→ WHAT YOU NEED TO DO: Search the records for "more" and copy each line that holds it.

(Dataset records)
— BEGIN —
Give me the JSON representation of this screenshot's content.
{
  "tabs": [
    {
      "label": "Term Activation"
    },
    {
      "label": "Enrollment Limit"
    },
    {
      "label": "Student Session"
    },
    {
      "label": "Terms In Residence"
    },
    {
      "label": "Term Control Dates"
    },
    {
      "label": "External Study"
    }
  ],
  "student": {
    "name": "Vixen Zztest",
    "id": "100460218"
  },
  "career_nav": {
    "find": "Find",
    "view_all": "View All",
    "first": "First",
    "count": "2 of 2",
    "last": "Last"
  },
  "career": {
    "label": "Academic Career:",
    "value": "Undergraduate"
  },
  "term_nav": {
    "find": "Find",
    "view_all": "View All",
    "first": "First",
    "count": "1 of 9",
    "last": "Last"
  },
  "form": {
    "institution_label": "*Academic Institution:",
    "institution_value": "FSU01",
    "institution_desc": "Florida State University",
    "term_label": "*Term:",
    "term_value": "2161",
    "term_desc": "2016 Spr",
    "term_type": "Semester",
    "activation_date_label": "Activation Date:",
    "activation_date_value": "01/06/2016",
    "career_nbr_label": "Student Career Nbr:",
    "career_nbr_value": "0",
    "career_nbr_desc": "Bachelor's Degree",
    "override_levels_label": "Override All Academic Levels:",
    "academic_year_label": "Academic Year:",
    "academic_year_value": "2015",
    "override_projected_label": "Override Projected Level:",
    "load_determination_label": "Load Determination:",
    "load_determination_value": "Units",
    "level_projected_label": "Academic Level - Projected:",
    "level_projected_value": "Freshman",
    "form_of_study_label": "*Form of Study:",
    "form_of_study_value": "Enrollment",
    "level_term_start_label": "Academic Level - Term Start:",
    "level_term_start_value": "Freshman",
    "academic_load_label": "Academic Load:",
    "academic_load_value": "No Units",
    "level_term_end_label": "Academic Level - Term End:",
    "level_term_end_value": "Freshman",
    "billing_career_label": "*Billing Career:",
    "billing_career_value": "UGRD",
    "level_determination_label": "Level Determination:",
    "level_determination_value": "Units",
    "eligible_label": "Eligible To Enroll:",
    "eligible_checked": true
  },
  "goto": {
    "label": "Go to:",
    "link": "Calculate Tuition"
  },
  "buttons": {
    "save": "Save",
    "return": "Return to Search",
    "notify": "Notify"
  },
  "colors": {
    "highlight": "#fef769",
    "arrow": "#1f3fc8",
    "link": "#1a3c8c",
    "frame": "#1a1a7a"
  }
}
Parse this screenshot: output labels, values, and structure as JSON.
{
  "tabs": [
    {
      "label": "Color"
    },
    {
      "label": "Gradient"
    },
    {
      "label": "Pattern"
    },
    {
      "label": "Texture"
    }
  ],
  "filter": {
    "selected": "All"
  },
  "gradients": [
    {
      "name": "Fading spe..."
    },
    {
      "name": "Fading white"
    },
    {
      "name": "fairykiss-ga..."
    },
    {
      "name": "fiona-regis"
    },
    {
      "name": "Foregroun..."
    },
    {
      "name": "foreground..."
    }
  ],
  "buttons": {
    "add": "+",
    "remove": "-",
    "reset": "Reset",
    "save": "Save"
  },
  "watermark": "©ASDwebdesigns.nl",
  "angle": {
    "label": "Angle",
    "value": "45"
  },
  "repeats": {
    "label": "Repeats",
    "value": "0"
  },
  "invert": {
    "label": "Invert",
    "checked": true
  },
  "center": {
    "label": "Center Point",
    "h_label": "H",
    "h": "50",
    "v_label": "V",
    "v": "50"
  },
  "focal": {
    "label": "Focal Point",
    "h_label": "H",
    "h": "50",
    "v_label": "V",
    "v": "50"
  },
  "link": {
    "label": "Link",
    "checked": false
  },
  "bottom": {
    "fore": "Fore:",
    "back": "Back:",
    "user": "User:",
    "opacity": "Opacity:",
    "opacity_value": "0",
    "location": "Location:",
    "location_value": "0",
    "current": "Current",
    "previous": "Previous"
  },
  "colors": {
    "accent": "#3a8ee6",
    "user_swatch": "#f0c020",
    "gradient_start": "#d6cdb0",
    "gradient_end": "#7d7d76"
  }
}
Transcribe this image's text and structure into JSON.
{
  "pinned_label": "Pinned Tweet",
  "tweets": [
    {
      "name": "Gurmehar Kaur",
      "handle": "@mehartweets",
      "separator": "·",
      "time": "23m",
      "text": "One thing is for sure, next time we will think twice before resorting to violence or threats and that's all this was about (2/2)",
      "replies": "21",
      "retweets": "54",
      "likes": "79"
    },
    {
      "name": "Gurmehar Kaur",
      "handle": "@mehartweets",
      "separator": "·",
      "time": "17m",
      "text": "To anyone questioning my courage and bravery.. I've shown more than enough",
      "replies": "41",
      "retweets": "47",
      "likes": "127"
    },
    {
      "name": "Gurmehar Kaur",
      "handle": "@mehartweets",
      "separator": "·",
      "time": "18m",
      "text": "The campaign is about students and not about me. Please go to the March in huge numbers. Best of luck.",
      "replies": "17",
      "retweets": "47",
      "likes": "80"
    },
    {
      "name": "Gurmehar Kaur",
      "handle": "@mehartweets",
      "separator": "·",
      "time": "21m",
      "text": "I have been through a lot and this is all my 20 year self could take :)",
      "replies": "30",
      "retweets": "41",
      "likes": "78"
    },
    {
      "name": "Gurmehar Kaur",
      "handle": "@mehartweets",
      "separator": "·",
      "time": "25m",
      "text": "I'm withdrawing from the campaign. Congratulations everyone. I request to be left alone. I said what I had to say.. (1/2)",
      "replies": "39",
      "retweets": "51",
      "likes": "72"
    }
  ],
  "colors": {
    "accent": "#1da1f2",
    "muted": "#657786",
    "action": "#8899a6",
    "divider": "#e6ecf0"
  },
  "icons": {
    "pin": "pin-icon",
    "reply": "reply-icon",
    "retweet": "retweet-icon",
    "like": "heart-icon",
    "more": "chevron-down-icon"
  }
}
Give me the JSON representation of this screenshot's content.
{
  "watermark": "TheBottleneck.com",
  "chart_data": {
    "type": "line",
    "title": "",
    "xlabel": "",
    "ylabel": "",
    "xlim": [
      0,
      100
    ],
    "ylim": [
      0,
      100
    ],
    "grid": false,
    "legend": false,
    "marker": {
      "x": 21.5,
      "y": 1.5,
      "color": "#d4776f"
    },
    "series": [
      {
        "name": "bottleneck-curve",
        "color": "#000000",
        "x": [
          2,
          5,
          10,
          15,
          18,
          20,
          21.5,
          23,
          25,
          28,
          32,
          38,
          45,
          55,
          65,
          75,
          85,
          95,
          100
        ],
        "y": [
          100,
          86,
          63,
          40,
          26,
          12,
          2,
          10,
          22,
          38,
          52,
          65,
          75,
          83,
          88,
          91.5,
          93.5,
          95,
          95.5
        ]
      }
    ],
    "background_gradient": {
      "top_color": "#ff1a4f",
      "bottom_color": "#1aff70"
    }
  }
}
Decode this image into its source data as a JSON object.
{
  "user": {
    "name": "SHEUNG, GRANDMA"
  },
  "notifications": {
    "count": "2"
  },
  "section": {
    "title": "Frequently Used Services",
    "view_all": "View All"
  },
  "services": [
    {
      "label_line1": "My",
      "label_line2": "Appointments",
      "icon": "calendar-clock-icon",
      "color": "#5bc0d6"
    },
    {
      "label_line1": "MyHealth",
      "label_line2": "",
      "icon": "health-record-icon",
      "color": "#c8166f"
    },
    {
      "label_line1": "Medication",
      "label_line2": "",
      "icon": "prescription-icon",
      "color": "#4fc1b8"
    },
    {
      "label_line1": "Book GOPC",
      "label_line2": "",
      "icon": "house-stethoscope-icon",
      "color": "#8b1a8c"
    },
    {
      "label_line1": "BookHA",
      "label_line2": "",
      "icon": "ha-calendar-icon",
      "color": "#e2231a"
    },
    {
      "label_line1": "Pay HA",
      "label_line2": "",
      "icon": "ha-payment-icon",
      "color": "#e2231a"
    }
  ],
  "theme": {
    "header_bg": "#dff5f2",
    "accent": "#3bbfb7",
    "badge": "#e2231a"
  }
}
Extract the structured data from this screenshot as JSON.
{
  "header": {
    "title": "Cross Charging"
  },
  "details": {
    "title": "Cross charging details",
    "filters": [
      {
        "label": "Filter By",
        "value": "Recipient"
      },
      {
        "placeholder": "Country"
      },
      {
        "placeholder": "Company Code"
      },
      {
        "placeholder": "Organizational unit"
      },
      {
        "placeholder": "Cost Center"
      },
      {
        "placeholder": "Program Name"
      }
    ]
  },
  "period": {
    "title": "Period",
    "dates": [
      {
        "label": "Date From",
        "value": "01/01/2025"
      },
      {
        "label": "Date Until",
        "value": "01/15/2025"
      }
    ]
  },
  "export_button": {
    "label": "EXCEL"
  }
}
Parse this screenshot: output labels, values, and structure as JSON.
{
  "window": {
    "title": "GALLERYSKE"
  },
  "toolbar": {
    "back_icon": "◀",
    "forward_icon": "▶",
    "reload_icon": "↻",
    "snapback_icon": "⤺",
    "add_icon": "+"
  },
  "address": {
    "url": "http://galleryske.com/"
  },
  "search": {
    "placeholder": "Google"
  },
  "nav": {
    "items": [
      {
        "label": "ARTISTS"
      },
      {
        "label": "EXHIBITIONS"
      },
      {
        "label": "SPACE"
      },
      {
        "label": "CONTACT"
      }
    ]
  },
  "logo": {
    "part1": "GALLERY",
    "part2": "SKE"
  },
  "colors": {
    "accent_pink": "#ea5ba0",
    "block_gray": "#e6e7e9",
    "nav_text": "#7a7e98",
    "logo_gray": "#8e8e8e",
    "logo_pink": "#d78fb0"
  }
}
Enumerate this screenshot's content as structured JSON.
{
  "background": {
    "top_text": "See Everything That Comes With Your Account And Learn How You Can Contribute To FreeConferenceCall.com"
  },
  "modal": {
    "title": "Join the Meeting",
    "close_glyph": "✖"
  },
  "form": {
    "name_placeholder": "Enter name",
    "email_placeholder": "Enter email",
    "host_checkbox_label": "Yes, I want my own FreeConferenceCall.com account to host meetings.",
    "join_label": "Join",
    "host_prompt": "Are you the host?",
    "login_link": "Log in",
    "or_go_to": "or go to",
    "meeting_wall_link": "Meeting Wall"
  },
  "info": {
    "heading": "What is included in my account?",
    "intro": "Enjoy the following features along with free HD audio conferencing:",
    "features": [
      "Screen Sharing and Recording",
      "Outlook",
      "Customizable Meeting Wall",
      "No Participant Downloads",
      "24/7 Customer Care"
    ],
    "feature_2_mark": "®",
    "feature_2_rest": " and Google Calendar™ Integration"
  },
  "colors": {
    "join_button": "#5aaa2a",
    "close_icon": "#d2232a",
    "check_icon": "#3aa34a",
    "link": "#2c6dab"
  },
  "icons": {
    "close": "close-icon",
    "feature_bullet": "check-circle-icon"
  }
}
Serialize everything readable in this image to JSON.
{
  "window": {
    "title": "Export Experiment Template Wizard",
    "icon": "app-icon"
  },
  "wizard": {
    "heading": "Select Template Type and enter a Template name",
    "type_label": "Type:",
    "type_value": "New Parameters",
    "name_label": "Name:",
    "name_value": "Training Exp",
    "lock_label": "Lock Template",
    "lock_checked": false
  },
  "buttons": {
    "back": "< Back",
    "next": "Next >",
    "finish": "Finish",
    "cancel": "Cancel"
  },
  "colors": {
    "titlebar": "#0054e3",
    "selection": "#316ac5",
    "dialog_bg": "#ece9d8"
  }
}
— END —
→ SOLUTION TO THE EXERCISE:
      "text": "To anyone questioning my courage and bravery.. I've shown more than enough",
    "more": "chevron-down-icon"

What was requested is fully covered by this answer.